__Problem to solve__
Restate the data below word for word. Skip any images it contains.

__Data provided__
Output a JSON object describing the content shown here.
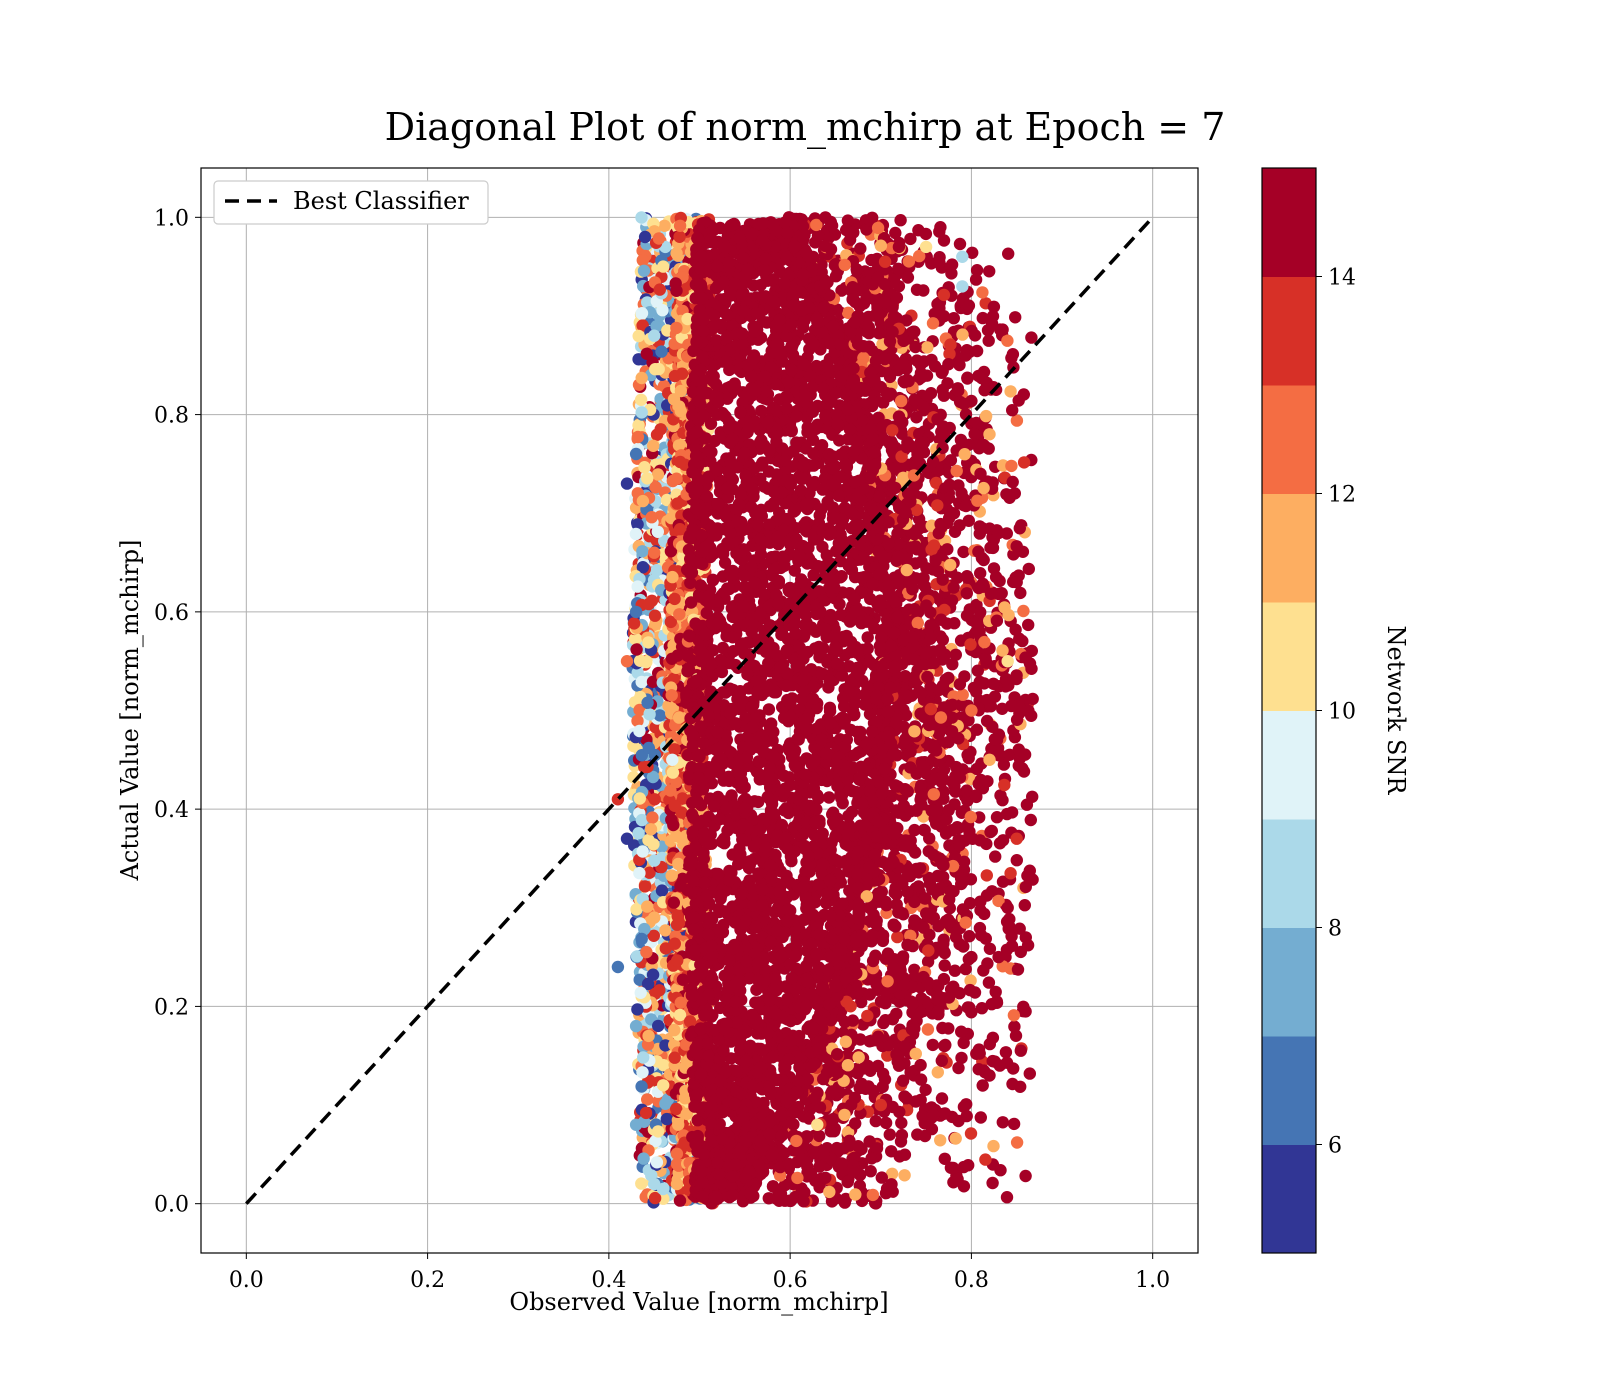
{
  "chart_data": {
    "type": "scatter",
    "title": "Diagonal Plot of norm_mchirp at Epoch = 7",
    "xlabel": "Observed Value [norm_mchirp]",
    "ylabel": "Actual Value [norm_mchirp]",
    "xlim": [
      -0.05,
      1.05
    ],
    "ylim": [
      -0.05,
      1.05
    ],
    "xticks": [
      0.0,
      0.2,
      0.4,
      0.6,
      0.8,
      1.0
    ],
    "yticks": [
      0.0,
      0.2,
      0.4,
      0.6,
      0.8,
      1.0
    ],
    "xtick_labels": [
      "0.0",
      "0.2",
      "0.4",
      "0.6",
      "0.8",
      "1.0"
    ],
    "ytick_labels": [
      "0.0",
      "0.2",
      "0.4",
      "0.6",
      "0.8",
      "1.0"
    ],
    "grid": true,
    "legend_position": "top-left",
    "reference_line": {
      "name": "Best Classifier",
      "x": [
        0.0,
        1.0
      ],
      "y": [
        0.0,
        1.0
      ],
      "style": "dashed",
      "color": "#000000"
    },
    "color_by": "Network SNR",
    "colorbar": {
      "label": "Network SNR",
      "min": 5,
      "max": 15,
      "ticks": [
        6,
        8,
        10,
        12,
        14
      ],
      "tick_labels": [
        "6",
        "8",
        "10",
        "12",
        "14"
      ],
      "colors": [
        "#313695",
        "#4575b4",
        "#74add1",
        "#abd9e9",
        "#e0f3f8",
        "#fee090",
        "#fdae61",
        "#f46d43",
        "#d73027",
        "#a50026"
      ]
    },
    "point_cloud": {
      "description_values": "approximate sampled points; x observed, y actual, c network SNR",
      "dense_band_x_range": [
        0.5,
        0.72
      ],
      "y_range": [
        0.0,
        1.0
      ],
      "points": [
        [
          0.44,
          0.98,
          5.5
        ],
        [
          0.43,
          0.76,
          6.5
        ],
        [
          0.42,
          0.73,
          5.2
        ],
        [
          0.43,
          0.6,
          6.1
        ],
        [
          0.42,
          0.55,
          12.5
        ],
        [
          0.42,
          0.37,
          5.4
        ],
        [
          0.41,
          0.41,
          13.0
        ],
        [
          0.41,
          0.24,
          6.0
        ],
        [
          0.43,
          0.18,
          7.0
        ],
        [
          0.43,
          0.08,
          7.5
        ],
        [
          0.45,
          0.02,
          8.5
        ],
        [
          0.46,
          0.95,
          10.5
        ],
        [
          0.45,
          0.88,
          8.0
        ],
        [
          0.45,
          0.66,
          12.0
        ],
        [
          0.45,
          0.29,
          11.5
        ],
        [
          0.47,
          0.45,
          9.5
        ],
        [
          0.46,
          0.12,
          10.2
        ],
        [
          0.79,
          0.96,
          8.5
        ],
        [
          0.79,
          0.93,
          8.0
        ],
        [
          0.82,
          0.78,
          11.5
        ],
        [
          0.84,
          0.55,
          10.5
        ],
        [
          0.85,
          0.63,
          14.8
        ],
        [
          0.86,
          0.27,
          14.7
        ],
        [
          0.85,
          0.37,
          13.5
        ],
        [
          0.84,
          0.3,
          14.9
        ],
        [
          0.82,
          0.13,
          14.9
        ],
        [
          0.71,
          0.07,
          14.9
        ],
        [
          0.7,
          0.1,
          13.8
        ],
        [
          0.66,
          0.09,
          11.5
        ],
        [
          0.63,
          0.08,
          10.5
        ],
        [
          0.75,
          0.97,
          10.8
        ],
        [
          0.72,
          0.97,
          14.9
        ],
        [
          0.78,
          0.22,
          14.6
        ],
        [
          0.8,
          0.5,
          12.3
        ],
        [
          0.81,
          0.74,
          14.9
        ],
        [
          0.83,
          0.68,
          14.9
        ],
        [
          0.82,
          0.45,
          11.5
        ],
        [
          0.77,
          0.16,
          14.9
        ],
        [
          0.8,
          0.25,
          14.9
        ],
        [
          0.83,
          0.25,
          14.9
        ]
      ]
    }
  }
}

__Answer to this exercise__
Output a JSON object describing the content shown here.
{
  "chart_data": {
    "type": "scatter",
    "title": "Diagonal Plot of norm_mchirp at Epoch = 7",
    "xlabel": "Observed Value [norm_mchirp]",
    "ylabel": "Actual Value [norm_mchirp]",
    "xlim": [
      -0.05,
      1.05
    ],
    "ylim": [
      -0.05,
      1.05
    ],
    "xticks": [
      0.0,
      0.2,
      0.4,
      0.6,
      0.8,
      1.0
    ],
    "yticks": [
      0.0,
      0.2,
      0.4,
      0.6,
      0.8,
      1.0
    ],
    "xtick_labels": [
      "0.0",
      "0.2",
      "0.4",
      "0.6",
      "0.8",
      "1.0"
    ],
    "ytick_labels": [
      "0.0",
      "0.2",
      "0.4",
      "0.6",
      "0.8",
      "1.0"
    ],
    "grid": true,
    "legend_position": "top-left",
    "reference_line": {
      "name": "Best Classifier",
      "x": [
        0.0,
        1.0
      ],
      "y": [
        0.0,
        1.0
      ],
      "style": "dashed",
      "color": "#000000"
    },
    "color_by": "Network SNR",
    "colorbar": {
      "label": "Network SNR",
      "min": 5,
      "max": 15,
      "ticks": [
        6,
        8,
        10,
        12,
        14
      ],
      "tick_labels": [
        "6",
        "8",
        "10",
        "12",
        "14"
      ],
      "colors": [
        "#313695",
        "#4575b4",
        "#74add1",
        "#abd9e9",
        "#e0f3f8",
        "#fee090",
        "#fdae61",
        "#f46d43",
        "#d73027",
        "#a50026"
      ]
    },
    "point_cloud": {
      "description_values": "approximate sampled points; x observed, y actual, c network SNR",
      "dense_band_x_range": [
        0.5,
        0.72
      ],
      "y_range": [
        0.0,
        1.0
      ],
      "points": [
        [
          0.44,
          0.98,
          5.5
        ],
        [
          0.43,
          0.76,
          6.5
        ],
        [
          0.42,
          0.73,
          5.2
        ],
        [
          0.43,
          0.6,
          6.1
        ],
        [
          0.42,
          0.55,
          12.5
        ],
        [
          0.42,
          0.37,
          5.4
        ],
        [
          0.41,
          0.41,
          13.0
        ],
        [
          0.41,
          0.24,
          6.0
        ],
        [
          0.43,
          0.18,
          7.0
        ],
        [
          0.43,
          0.08,
          7.5
        ],
        [
          0.45,
          0.02,
          8.5
        ],
        [
          0.46,
          0.95,
          10.5
        ],
        [
          0.45,
          0.88,
          8.0
        ],
        [
          0.45,
          0.66,
          12.0
        ],
        [
          0.45,
          0.29,
          11.5
        ],
        [
          0.47,
          0.45,
          9.5
        ],
        [
          0.46,
          0.12,
          10.2
        ],
        [
          0.79,
          0.96,
          8.5
        ],
        [
          0.79,
          0.93,
          8.0
        ],
        [
          0.82,
          0.78,
          11.5
        ],
        [
          0.84,
          0.55,
          10.5
        ],
        [
          0.85,
          0.63,
          14.8
        ],
        [
          0.86,
          0.27,
          14.7
        ],
        [
          0.85,
          0.37,
          13.5
        ],
        [
          0.84,
          0.3,
          14.9
        ],
        [
          0.82,
          0.13,
          14.9
        ],
        [
          0.71,
          0.07,
          14.9
        ],
        [
          0.7,
          0.1,
          13.8
        ],
        [
          0.66,
          0.09,
          11.5
        ],
        [
          0.63,
          0.08,
          10.5
        ],
        [
          0.75,
          0.97,
          10.8
        ],
        [
          0.72,
          0.97,
          14.9
        ],
        [
          0.78,
          0.22,
          14.6
        ],
        [
          0.8,
          0.5,
          12.3
        ],
        [
          0.81,
          0.74,
          14.9
        ],
        [
          0.83,
          0.68,
          14.9
        ],
        [
          0.82,
          0.45,
          11.5
        ],
        [
          0.77,
          0.16,
          14.9
        ],
        [
          0.8,
          0.25,
          14.9
        ],
        [
          0.83,
          0.25,
          14.9
        ]
      ]
    }
  }
}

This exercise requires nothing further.